[start]
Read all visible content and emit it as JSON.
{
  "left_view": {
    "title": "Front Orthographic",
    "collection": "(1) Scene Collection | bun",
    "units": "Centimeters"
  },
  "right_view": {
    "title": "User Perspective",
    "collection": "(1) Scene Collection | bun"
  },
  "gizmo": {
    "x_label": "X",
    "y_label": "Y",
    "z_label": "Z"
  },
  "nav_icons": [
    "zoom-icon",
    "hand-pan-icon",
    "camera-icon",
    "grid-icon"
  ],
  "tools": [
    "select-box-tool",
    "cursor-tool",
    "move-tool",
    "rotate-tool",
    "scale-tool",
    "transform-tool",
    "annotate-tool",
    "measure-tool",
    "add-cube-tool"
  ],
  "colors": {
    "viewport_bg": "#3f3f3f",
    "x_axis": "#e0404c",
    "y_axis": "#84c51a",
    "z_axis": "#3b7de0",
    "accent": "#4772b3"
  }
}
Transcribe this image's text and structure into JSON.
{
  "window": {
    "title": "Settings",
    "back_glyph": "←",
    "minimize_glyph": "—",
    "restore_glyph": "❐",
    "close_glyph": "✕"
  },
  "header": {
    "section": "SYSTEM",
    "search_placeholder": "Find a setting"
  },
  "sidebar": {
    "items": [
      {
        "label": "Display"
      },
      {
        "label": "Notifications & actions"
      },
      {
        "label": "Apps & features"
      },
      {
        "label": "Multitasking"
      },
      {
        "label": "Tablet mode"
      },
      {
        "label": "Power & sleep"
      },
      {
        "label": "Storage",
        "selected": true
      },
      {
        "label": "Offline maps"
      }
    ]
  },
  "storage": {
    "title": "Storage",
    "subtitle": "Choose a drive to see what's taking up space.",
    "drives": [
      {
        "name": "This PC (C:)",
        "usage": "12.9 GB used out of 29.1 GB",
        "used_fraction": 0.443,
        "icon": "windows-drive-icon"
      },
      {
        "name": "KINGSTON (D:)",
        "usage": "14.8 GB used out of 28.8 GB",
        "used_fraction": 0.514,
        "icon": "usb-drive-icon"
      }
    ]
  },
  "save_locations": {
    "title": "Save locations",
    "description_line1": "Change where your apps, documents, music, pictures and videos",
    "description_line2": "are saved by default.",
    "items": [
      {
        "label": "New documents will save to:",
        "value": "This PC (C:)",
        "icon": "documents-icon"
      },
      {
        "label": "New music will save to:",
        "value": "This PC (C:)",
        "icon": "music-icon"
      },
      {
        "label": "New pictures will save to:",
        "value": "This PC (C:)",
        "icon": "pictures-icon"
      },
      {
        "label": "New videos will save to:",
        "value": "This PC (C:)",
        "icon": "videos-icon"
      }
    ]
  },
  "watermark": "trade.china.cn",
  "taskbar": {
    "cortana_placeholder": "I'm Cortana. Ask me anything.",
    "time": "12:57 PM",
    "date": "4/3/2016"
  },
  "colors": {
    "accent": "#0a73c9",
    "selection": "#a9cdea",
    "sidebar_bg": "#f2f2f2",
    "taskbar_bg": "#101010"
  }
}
[end]
Read the entries and pick out all lines that include the word "documents".

    "description_line1": "Change where your apps, documents, music, pictures and videos",
        "label": "New documents will save to:",
        "icon": "documents-icon"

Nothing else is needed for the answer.